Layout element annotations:
╭──
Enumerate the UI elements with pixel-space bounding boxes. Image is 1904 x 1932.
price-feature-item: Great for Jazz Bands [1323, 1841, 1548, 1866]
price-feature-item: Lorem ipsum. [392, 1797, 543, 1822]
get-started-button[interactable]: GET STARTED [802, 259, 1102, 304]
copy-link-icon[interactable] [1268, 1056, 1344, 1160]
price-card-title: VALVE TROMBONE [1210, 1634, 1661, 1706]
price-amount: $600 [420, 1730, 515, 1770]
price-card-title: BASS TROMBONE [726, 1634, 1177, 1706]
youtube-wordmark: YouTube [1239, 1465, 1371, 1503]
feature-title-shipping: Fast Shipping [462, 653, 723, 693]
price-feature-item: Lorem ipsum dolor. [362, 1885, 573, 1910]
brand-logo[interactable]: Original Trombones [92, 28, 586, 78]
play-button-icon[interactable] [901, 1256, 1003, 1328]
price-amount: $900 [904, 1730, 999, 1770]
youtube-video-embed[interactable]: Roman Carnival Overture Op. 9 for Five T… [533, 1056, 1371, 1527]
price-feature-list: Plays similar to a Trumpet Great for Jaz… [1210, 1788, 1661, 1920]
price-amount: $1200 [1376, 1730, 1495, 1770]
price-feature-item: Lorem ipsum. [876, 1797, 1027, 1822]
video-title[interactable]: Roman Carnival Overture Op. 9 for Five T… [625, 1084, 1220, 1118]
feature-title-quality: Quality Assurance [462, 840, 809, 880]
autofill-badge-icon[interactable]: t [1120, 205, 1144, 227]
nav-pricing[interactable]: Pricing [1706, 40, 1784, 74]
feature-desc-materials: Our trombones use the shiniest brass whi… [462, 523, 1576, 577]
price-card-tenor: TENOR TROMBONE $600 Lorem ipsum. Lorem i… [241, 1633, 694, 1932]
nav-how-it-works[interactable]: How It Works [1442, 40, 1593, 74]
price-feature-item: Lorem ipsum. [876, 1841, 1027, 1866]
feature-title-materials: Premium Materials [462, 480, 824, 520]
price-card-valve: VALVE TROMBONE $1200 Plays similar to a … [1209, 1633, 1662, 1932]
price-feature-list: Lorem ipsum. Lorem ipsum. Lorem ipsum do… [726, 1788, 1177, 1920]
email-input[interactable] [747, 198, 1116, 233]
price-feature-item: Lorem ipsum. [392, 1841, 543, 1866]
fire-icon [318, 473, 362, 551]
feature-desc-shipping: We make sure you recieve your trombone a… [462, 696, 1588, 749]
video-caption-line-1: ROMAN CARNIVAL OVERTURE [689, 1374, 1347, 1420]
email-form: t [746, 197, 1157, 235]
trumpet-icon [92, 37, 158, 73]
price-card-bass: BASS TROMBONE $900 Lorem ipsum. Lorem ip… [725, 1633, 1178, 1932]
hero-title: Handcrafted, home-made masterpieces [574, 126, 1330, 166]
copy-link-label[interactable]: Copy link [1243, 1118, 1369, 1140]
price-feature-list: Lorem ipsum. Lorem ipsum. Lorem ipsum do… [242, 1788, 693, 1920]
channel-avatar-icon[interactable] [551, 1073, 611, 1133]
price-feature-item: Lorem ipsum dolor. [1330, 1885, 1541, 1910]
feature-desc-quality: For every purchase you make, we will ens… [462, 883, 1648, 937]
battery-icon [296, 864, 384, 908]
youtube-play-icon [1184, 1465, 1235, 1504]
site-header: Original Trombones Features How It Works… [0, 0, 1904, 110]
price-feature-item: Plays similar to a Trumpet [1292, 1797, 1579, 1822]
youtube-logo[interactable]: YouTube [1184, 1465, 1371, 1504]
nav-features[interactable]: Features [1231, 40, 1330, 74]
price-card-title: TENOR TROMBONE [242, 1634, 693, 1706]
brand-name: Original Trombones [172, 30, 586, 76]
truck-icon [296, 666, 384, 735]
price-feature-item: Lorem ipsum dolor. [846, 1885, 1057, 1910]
╰──
Stated goal
Can you edit the listing so that every "price-feature-item" becomes "pricing-feature-item", with nothing else altered?

Reply to the exercise
Enumerate the UI elements with pixel-space bounding boxes. Image is 1904 x 1932.
pricing-feature-item: Great for Jazz Bands [1323, 1841, 1548, 1866]
pricing-feature-item: Lorem ipsum. [392, 1797, 543, 1822]
get-started-button[interactable]: GET STARTED [802, 259, 1102, 304]
copy-link-icon[interactable] [1268, 1056, 1344, 1160]
price-card-title: VALVE TROMBONE [1210, 1634, 1661, 1706]
price-amount: $600 [420, 1730, 515, 1770]
price-card-title: BASS TROMBONE [726, 1634, 1177, 1706]
youtube-wordmark: YouTube [1239, 1465, 1371, 1503]
feature-title-shipping: Fast Shipping [462, 653, 723, 693]
pricing-feature-item: Lorem ipsum dolor. [362, 1885, 573, 1910]
brand-logo[interactable]: Original Trombones [92, 28, 586, 78]
play-button-icon[interactable] [901, 1256, 1003, 1328]
price-amount: $900 [904, 1730, 999, 1770]
youtube-video-embed[interactable]: Roman Carnival Overture Op. 9 for Five T… [533, 1056, 1371, 1527]
price-feature-list: Plays similar to a Trumpet Great for Jaz… [1210, 1788, 1661, 1920]
price-amount: $1200 [1376, 1730, 1495, 1770]
pricing-feature-item: Lorem ipsum. [876, 1797, 1027, 1822]
video-title[interactable]: Roman Carnival Overture Op. 9 for Five T… [625, 1084, 1220, 1118]
feature-title-quality: Quality Assurance [462, 840, 809, 880]
autofill-badge-icon[interactable]: t [1120, 205, 1144, 227]
nav-pricing[interactable]: Pricing [1706, 40, 1784, 74]
feature-desc-materials: Our trombones use the shiniest brass whi… [462, 523, 1576, 577]
price-card-tenor: TENOR TROMBONE $600 Lorem ipsum. Lorem i… [241, 1633, 694, 1932]
nav-how-it-works[interactable]: How It Works [1442, 40, 1593, 74]
pricing-feature-item: Lorem ipsum. [876, 1841, 1027, 1866]
feature-title-materials: Premium Materials [462, 480, 824, 520]
price-card-valve: VALVE TROMBONE $1200 Plays similar to a … [1209, 1633, 1662, 1932]
price-feature-list: Lorem ipsum. Lorem ipsum. Lorem ipsum do… [726, 1788, 1177, 1920]
email-input[interactable] [747, 198, 1116, 233]
pricing-feature-item: Lorem ipsum. [392, 1841, 543, 1866]
fire-icon [318, 473, 362, 551]
feature-desc-shipping: We make sure you recieve your trombone a… [462, 696, 1588, 749]
video-caption-line-1: ROMAN CARNIVAL OVERTURE [689, 1374, 1347, 1420]
email-form: t [746, 197, 1157, 235]
trumpet-icon [92, 37, 158, 73]
price-card-bass: BASS TROMBONE $900 Lorem ipsum. Lorem ip… [725, 1633, 1178, 1932]
hero-title: Handcrafted, home-made masterpieces [574, 126, 1330, 166]
copy-link-label[interactable]: Copy link [1243, 1118, 1369, 1140]
price-feature-list: Lorem ipsum. Lorem ipsum. Lorem ipsum do… [242, 1788, 693, 1920]
channel-avatar-icon[interactable] [551, 1073, 611, 1133]
pricing-feature-item: Lorem ipsum dolor. [1330, 1885, 1541, 1910]
feature-desc-quality: For every purchase you make, we will ens… [462, 883, 1648, 937]
battery-icon [296, 864, 384, 908]
youtube-play-icon [1184, 1465, 1235, 1504]
site-header: Original Trombones Features How It Works… [0, 0, 1904, 110]
pricing-feature-item: Plays similar to a Trumpet [1292, 1797, 1579, 1822]
youtube-logo[interactable]: YouTube [1184, 1465, 1371, 1504]
nav-features[interactable]: Features [1231, 40, 1330, 74]
price-card-title: TENOR TROMBONE [242, 1634, 693, 1706]
brand-name: Original Trombones [172, 30, 586, 76]
truck-icon [296, 666, 384, 735]
pricing-feature-item: Lorem ipsum dolor. [846, 1885, 1057, 1910]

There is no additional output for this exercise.